WORK TO BE COMPLETED: Your task is to print all of the data word for word.

RECORDS FOR THIS EXERCISE:
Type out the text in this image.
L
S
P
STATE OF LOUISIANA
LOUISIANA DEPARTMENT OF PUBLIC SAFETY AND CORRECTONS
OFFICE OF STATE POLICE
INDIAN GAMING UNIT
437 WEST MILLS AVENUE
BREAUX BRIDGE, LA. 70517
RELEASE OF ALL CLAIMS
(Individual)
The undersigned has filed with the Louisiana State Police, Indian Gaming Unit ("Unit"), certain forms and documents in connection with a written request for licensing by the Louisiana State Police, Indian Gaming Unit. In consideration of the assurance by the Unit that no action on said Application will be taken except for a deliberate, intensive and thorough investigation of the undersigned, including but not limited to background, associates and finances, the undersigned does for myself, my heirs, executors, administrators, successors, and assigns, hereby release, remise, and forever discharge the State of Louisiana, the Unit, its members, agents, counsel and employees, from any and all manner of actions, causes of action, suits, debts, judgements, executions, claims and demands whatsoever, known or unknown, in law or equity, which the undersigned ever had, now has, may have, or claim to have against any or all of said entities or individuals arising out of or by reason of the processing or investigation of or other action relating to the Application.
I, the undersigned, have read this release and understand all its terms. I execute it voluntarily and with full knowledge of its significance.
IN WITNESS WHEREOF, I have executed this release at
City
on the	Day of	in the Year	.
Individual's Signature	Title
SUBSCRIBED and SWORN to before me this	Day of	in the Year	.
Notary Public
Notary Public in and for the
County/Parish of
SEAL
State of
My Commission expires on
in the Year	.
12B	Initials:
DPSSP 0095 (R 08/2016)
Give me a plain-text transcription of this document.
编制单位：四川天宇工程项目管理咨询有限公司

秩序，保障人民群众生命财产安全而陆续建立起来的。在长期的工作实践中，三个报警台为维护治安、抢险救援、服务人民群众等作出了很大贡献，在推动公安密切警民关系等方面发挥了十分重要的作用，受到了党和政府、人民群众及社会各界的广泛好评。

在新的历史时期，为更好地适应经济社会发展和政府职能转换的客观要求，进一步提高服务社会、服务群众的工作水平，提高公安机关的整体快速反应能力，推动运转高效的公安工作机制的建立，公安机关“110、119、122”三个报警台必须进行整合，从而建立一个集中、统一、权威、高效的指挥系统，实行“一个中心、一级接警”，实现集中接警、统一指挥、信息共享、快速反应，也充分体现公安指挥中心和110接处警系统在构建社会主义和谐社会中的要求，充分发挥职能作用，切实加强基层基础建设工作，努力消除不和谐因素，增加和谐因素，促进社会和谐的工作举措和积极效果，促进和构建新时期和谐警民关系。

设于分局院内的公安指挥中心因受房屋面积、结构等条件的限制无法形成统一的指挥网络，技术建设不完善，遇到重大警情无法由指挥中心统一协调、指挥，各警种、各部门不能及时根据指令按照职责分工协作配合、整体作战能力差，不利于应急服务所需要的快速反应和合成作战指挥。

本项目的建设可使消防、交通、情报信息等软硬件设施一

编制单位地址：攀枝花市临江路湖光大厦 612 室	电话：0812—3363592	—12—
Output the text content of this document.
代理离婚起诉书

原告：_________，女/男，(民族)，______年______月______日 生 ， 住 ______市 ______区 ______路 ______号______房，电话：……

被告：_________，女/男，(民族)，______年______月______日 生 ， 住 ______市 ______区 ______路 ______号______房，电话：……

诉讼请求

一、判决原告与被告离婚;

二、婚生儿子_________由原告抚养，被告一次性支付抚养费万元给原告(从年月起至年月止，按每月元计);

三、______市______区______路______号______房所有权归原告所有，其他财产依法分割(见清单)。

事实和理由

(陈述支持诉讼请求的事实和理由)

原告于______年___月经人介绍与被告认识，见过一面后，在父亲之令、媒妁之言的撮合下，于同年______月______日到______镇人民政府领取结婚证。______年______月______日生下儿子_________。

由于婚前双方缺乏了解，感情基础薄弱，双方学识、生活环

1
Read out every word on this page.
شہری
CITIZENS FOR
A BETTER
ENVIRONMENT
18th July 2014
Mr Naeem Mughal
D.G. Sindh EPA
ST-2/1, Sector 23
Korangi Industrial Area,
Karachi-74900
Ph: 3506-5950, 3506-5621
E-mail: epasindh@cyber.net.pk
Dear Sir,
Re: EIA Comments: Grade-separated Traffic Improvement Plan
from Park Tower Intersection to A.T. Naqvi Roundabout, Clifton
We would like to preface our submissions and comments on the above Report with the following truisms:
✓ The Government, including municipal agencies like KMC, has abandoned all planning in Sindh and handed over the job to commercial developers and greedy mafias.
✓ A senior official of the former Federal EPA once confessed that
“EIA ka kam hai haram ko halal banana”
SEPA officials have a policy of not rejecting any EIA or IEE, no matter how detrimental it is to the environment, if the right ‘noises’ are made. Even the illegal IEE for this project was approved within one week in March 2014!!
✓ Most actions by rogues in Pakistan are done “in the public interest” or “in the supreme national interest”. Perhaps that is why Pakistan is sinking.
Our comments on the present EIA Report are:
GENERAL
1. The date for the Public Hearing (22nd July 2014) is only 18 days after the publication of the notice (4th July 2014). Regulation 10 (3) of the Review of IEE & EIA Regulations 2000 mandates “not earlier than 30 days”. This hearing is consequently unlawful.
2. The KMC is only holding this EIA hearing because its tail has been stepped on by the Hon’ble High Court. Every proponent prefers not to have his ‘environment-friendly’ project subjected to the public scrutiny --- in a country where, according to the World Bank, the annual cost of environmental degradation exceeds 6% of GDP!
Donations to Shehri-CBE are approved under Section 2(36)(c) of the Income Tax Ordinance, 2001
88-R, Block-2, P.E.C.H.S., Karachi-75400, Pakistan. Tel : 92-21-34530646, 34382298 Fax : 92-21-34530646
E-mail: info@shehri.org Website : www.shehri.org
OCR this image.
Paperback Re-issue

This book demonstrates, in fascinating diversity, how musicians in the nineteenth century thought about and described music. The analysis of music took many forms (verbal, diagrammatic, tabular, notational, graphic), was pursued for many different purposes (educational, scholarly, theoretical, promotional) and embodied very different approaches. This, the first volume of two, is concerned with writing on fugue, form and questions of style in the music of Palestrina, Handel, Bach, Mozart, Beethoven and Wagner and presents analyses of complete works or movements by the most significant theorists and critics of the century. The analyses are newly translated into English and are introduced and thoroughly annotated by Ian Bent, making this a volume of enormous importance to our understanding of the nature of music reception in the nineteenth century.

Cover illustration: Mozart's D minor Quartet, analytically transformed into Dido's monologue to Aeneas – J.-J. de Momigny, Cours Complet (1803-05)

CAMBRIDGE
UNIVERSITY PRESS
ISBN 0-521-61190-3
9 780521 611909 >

WRITTEN RESPONSE:
Type out the text in this image.
L
S
P
STATE OF LOUISIANA
LOUISIANA DEPARTMENT OF PUBLIC SAFETY AND CORRECTONS
OFFICE OF STATE POLICE
INDIAN GAMING UNIT
437 WEST MILLS AVENUE
BREAUX BRIDGE, LA. 70517
RELEASE OF ALL CLAIMS
(Individual)
The undersigned has filed with the Louisiana State Police, Indian Gaming Unit ("Unit"), certain forms and documents in connection with a written request for licensing by the Louisiana State Police, Indian Gaming Unit. In consideration of the assurance by the Unit that no action on said Application will be taken except for a deliberate, intensive and thorough investigation of the undersigned, including but not limited to background, associates and finances, the undersigned does for myself, my heirs, executors, administrators, successors, and assigns, hereby release, remise, and forever discharge the State of Louisiana, the Unit, its members, agents, counsel and employees, from any and all manner of actions, causes of action, suits, debts, judgements, executions, claims and demands whatsoever, known or unknown, in law or equity, which the undersigned ever had, now has, may have, or claim to have against any or all of said entities or individuals arising out of or by reason of the processing or investigation of or other action relating to the Application.
I, the undersigned, have read this release and understand all its terms. I execute it voluntarily and with full knowledge of its significance.
IN WITNESS WHEREOF, I have executed this release at
City
on the	Day of	in the Year	.
Individual's Signature	Title
SUBSCRIBED and SWORN to before me this	Day of	in the Year	.
Notary Public
Notary Public in and for the
County/Parish of
SEAL
State of
My Commission expires on
in the Year	.
12B	Initials:
DPSSP 0095 (R 08/2016)
Give me a plain-text transcription of this document.
编制单位：四川天宇工程项目管理咨询有限公司

秩序，保障人民群众生命财产安全而陆续建立起来的。在长期的工作实践中，三个报警台为维护治安、抢险救援、服务人民群众等作出了很大贡献，在推动公安密切警民关系等方面发挥了十分重要的作用，受到了党和政府、人民群众及社会各界的广泛好评。

在新的历史时期，为更好地适应经济社会发展和政府职能转换的客观要求，进一步提高服务社会、服务群众的工作水平，提高公安机关的整体快速反应能力，推动运转高效的公安工作机制的建立，公安机关“110、119、122”三个报警台必须进行整合，从而建立一个集中、统一、权威、高效的指挥系统，实行“一个中心、一级接警”，实现集中接警、统一指挥、信息共享、快速反应，也充分体现公安指挥中心和110接处警系统在构建社会主义和谐社会中的要求，充分发挥职能作用，切实加强基层基础建设工作，努力消除不和谐因素，增加和谐因素，促进社会和谐的工作举措和积极效果，促进和构建新时期和谐警民关系。

设于分局院内的公安指挥中心因受房屋面积、结构等条件的限制无法形成统一的指挥网络，技术建设不完善，遇到重大警情无法由指挥中心统一协调、指挥，各警种、各部门不能及时根据指令按照职责分工协作配合、整体作战能力差，不利于应急服务所需要的快速反应和合成作战指挥。

本项目的建设可使消防、交通、情报信息等软硬件设施一

编制单位地址：攀枝花市临江路湖光大厦 612 室	电话：0812—3363592	—12—
Output the text content of this document.
代理离婚起诉书

原告：_________，女/男，(民族)，______年______月______日 生 ， 住 ______市 ______区 ______路 ______号______房，电话：……

被告：_________，女/男，(民族)，______年______月______日 生 ， 住 ______市 ______区 ______路 ______号______房，电话：……

诉讼请求

一、判决原告与被告离婚;

二、婚生儿子_________由原告抚养，被告一次性支付抚养费万元给原告(从年月起至年月止，按每月元计);

三、______市______区______路______号______房所有权归原告所有，其他财产依法分割(见清单)。

事实和理由

(陈述支持诉讼请求的事实和理由)

原告于______年___月经人介绍与被告认识，见过一面后，在父亲之令、媒妁之言的撮合下，于同年______月______日到______镇人民政府领取结婚证。______年______月______日生下儿子_________。

由于婚前双方缺乏了解，感情基础薄弱，双方学识、生活环

1
Read out every word on this page.
شہری
CITIZENS FOR
A BETTER
ENVIRONMENT
18th July 2014
Mr Naeem Mughal
D.G. Sindh EPA
ST-2/1, Sector 23
Korangi Industrial Area,
Karachi-74900
Ph: 3506-5950, 3506-5621
E-mail: epasindh@cyber.net.pk
Dear Sir,
Re: EIA Comments: Grade-separated Traffic Improvement Plan
from Park Tower Intersection to A.T. Naqvi Roundabout, Clifton
We would like to preface our submissions and comments on the above Report with the following truisms:
✓ The Government, including municipal agencies like KMC, has abandoned all planning in Sindh and handed over the job to commercial developers and greedy mafias.
✓ A senior official of the former Federal EPA once confessed that
“EIA ka kam hai haram ko halal banana”
SEPA officials have a policy of not rejecting any EIA or IEE, no matter how detrimental it is to the environment, if the right ‘noises’ are made. Even the illegal IEE for this project was approved within one week in March 2014!!
✓ Most actions by rogues in Pakistan are done “in the public interest” or “in the supreme national interest”. Perhaps that is why Pakistan is sinking.
Our comments on the present EIA Report are:
GENERAL
1. The date for the Public Hearing (22nd July 2014) is only 18 days after the publication of the notice (4th July 2014). Regulation 10 (3) of the Review of IEE & EIA Regulations 2000 mandates “not earlier than 30 days”. This hearing is consequently unlawful.
2. The KMC is only holding this EIA hearing because its tail has been stepped on by the Hon’ble High Court. Every proponent prefers not to have his ‘environment-friendly’ project subjected to the public scrutiny --- in a country where, according to the World Bank, the annual cost of environmental degradation exceeds 6% of GDP!
Donations to Shehri-CBE are approved under Section 2(36)(c) of the Income Tax Ordinance, 2001
88-R, Block-2, P.E.C.H.S., Karachi-75400, Pakistan. Tel : 92-21-34530646, 34382298 Fax : 92-21-34530646
E-mail: info@shehri.org Website : www.shehri.org
OCR this image.
Paperback Re-issue

This book demonstrates, in fascinating diversity, how musicians in the nineteenth century thought about and described music. The analysis of music took many forms (verbal, diagrammatic, tabular, notational, graphic), was pursued for many different purposes (educational, scholarly, theoretical, promotional) and embodied very different approaches. This, the first volume of two, is concerned with writing on fugue, form and questions of style in the music of Palestrina, Handel, Bach, Mozart, Beethoven and Wagner and presents analyses of complete works or movements by the most significant theorists and critics of the century. The analyses are newly translated into English and are introduced and thoroughly annotated by Ian Bent, making this a volume of enormous importance to our understanding of the nature of music reception in the nineteenth century.

Cover illustration: Mozart's D minor Quartet, analytically transformed into Dido's monologue to Aeneas – J.-J. de Momigny, Cours Complet (1803-05)

CAMBRIDGE
UNIVERSITY PRESS
ISBN 0-521-61190-3
9 780521 611909 >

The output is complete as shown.